Data entries
---+---
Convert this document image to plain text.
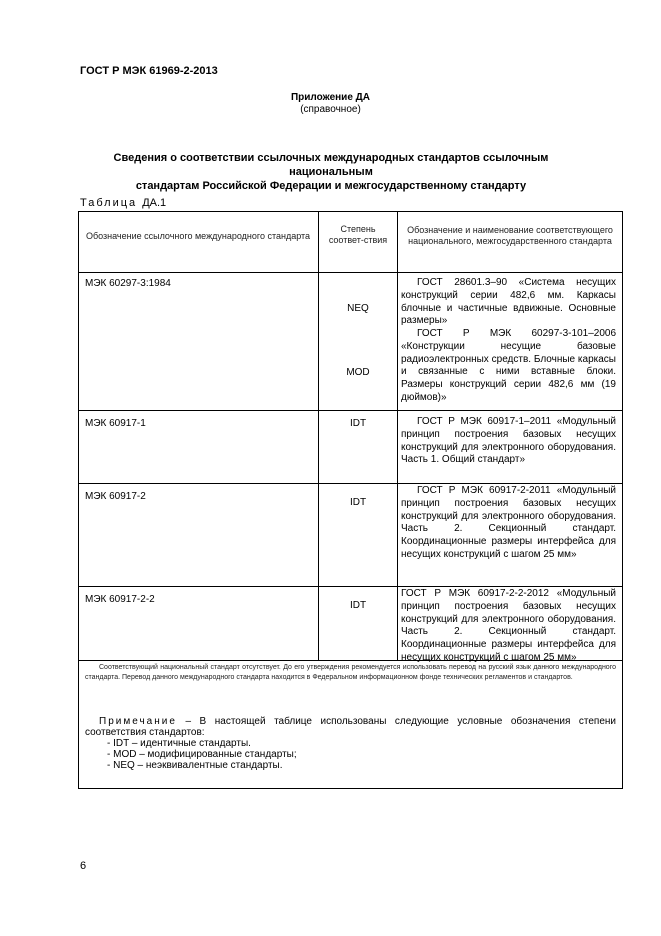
ГОСТ Р МЭК 61969-2-2013
Приложение ДА
(справочное)
Сведения о соответствии ссылочных международных стандартов ссылочным национальным
стандартам Российской Федерации и межгосударственному стандарту
Таблица ДА.1
Обозначение ссылочного международного стандарта
Степень соответ-ствия
Обозначение и наименование соответствующего национального, межгосударственного стандарта
МЭК 60297-3:1984
NEQ
MOD
ГОСТ 28601.3–90 «Система несущих конструкций серии 482,6 мм. Каркасы блочные и частичные вдвижные. Основные размеры»
ГОСТ Р МЭК 60297-3-101–2006 «Конструкции несущие базовые радиоэлектронных средств. Блочные каркасы и связанные с ними вставные блоки. Размеры конструкций серии 482,6 мм (19 дюймов)»
МЭК 60917-1	IDT	ГОСТ Р МЭК 60917-1–2011 «Модульный принцип построения базовых несущих конструкций для электронного оборудования. Часть 1. Общий стандарт»
МЭК 60917-2
IDT
ГОСТ Р МЭК 60917-2-2011 «Модульный принцип построения базовых несущих конструкций для электронного оборудования. Часть 2. Секционный стандарт. Координационные размеры интерфейса для несущих конструкций с шагом 25 мм»
МЭК 60917-2-2
IDT
ГОСТ Р МЭК 60917-2-2-2012 «Модульный принцип построения базовых несущих конструкций для электронного оборудования. Часть 2. Секционный стандарт. Координационные размеры интерфейса для несущих конструкций с шагом 25 мм»
Соответствующий национальный стандарт отсутствует. До его утверждения рекомендуется использовать перевод на русский язык данного международного стандарта. Перевод данного международного стандарта находится в Федеральном информационном фонде технических регламентов и стандартов.
Примечание – В настоящей таблице использованы следующие условные обозначения степени соответствия стандартов:
- IDT – идентичные стандарты.
- MOD – модифицированные стандарты;
- NEQ – неэквивалентные стандарты.
6
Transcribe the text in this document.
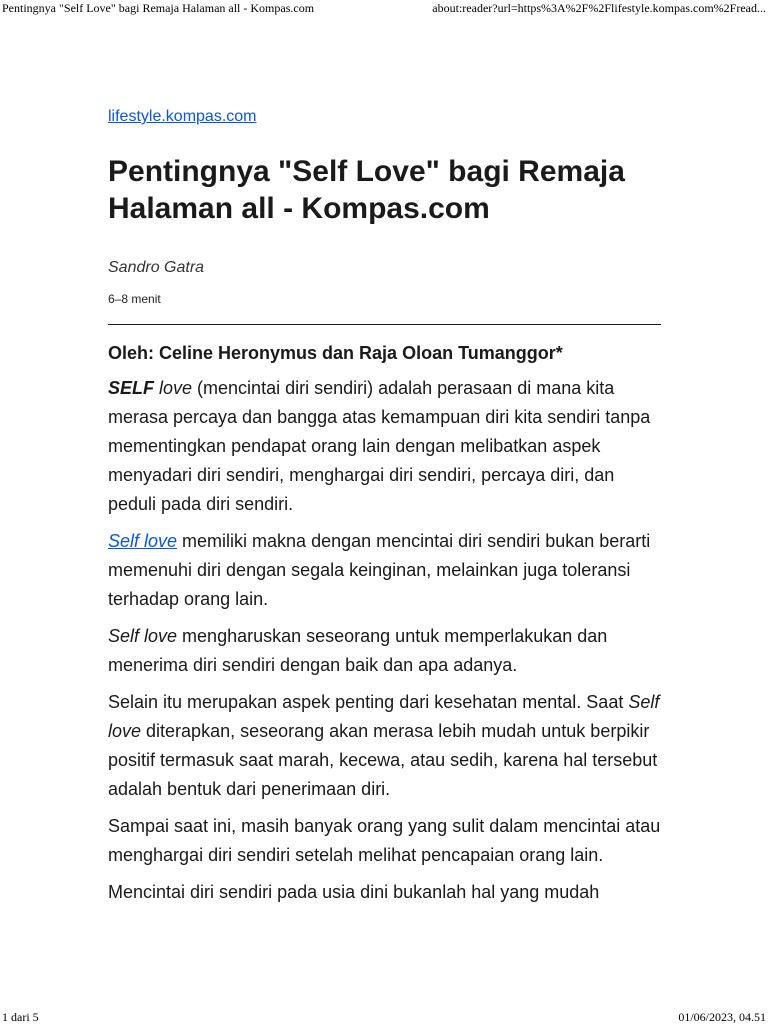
Pentingnya "Self Love" bagi Remaja Halaman all - Kompas.com	about:reader?url=https%3A%2F%2Flifestyle.kompas.com%2Fread...
lifestyle.kompas.com
Pentingnya "Self Love" bagi Remaja Halaman all - Kompas.com
Sandro Gatra
6–8 menit
Oleh: Celine Heronymus dan Raja Oloan Tumanggor*

SELF love (mencintai diri sendiri) adalah perasaan di mana kita merasa percaya dan bangga atas kemampuan diri kita sendiri tanpa mementingkan pendapat orang lain dengan melibatkan aspek menyadari diri sendiri, menghargai diri sendiri, percaya diri, dan peduli pada diri sendiri.

Self love memiliki makna dengan mencintai diri sendiri bukan berarti memenuhi diri dengan segala keinginan, melainkan juga toleransi terhadap orang lain.

Self love mengharuskan seseorang untuk memperlakukan dan menerima diri sendiri dengan baik dan apa adanya.

Selain itu merupakan aspek penting dari kesehatan mental. Saat Self love diterapkan, seseorang akan merasa lebih mudah untuk berpikir positif termasuk saat marah, kecewa, atau sedih, karena hal tersebut adalah bentuk dari penerimaan diri.

Sampai saat ini, masih banyak orang yang sulit dalam mencintai atau menghargai diri sendiri setelah melihat pencapaian orang lain.

Mencintai diri sendiri pada usia dini bukanlah hal yang mudah

1 dari 5	01/06/2023, 04.51
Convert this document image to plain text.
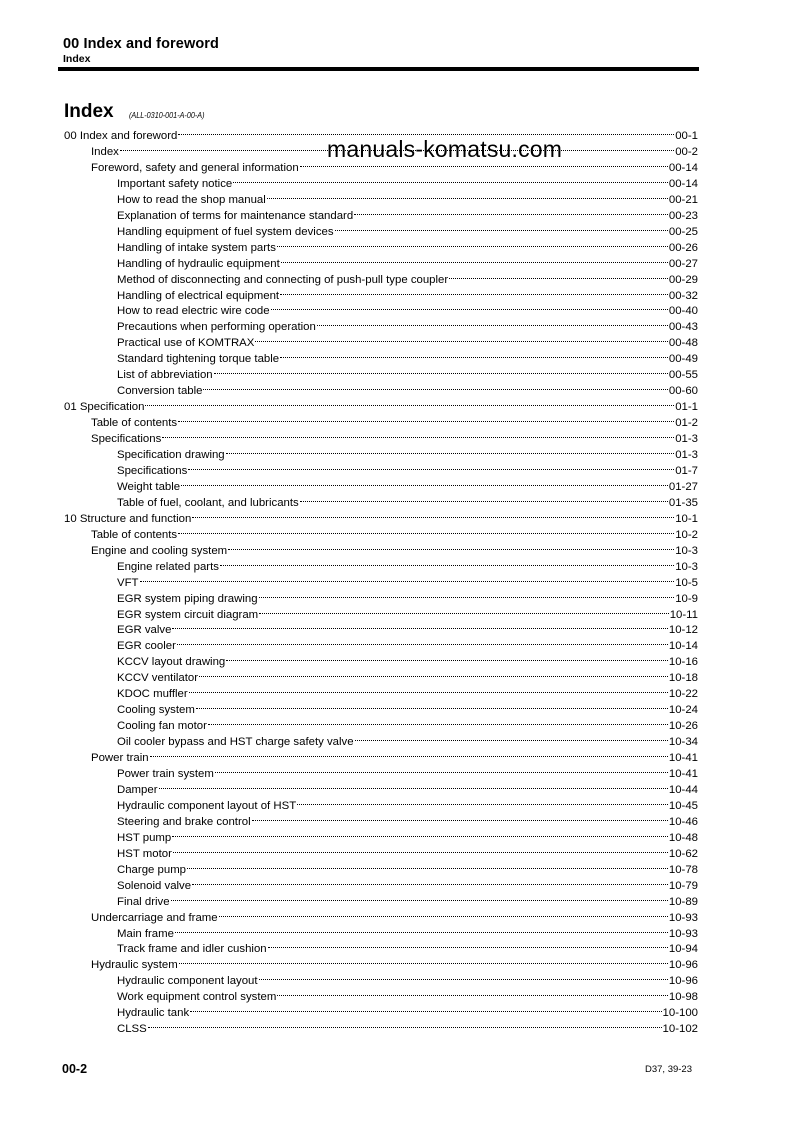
00 Index and foreword
Index
Index (ALL-0310-001-A-00-A)
00 Index and foreword	00-1
Index	00-2
Foreword, safety and general information	00-14
Important safety notice	00-14
How to read the shop manual	00-21
Explanation of terms for maintenance standard	00-23
Handling equipment of fuel system devices	00-25
Handling of intake system parts	00-26
Handling of hydraulic equipment	00-27
Method of disconnecting and connecting of push-pull type coupler	00-29
Handling of electrical equipment	00-32
How to read electric wire code	00-40
Precautions when performing operation	00-43
Practical use of KOMTRAX	00-48
Standard tightening torque table	00-49
List of abbreviation	00-55
Conversion table	00-60
01 Specification	01-1
Table of contents	01-2
Specifications	01-3
Specification drawing	01-3
Specifications	01-7
Weight table	01-27
Table of fuel, coolant, and lubricants	01-35
10 Structure and function	10-1
Table of contents	10-2
Engine and cooling system	10-3
Engine related parts	10-3
VFT	10-5
EGR system piping drawing	10-9
EGR system circuit diagram	10-11
EGR valve	10-12
EGR cooler	10-14
KCCV layout drawing	10-16
KCCV ventilator	10-18
KDOC muffler	10-22
Cooling system	10-24
Cooling fan motor	10-26
Oil cooler bypass and HST charge safety valve	10-34
Power train	10-41
Power train system	10-41
Damper	10-44
Hydraulic component layout of HST	10-45
Steering and brake control	10-46
HST pump	10-48
HST motor	10-62
Charge pump	10-78
Solenoid valve	10-79
Final drive	10-89
Undercarriage and frame	10-93
Main frame	10-93
Track frame and idler cushion	10-94
Hydraulic system	10-96
Hydraulic component layout	10-96
Work equipment control system	10-98
Hydraulic tank	10-100
CLSS	10-102
manuals-komatsu.com
00-2	D37, 39-23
---+---
In how many lines does the word "Обозначение" appear? Respond with the number alone.

2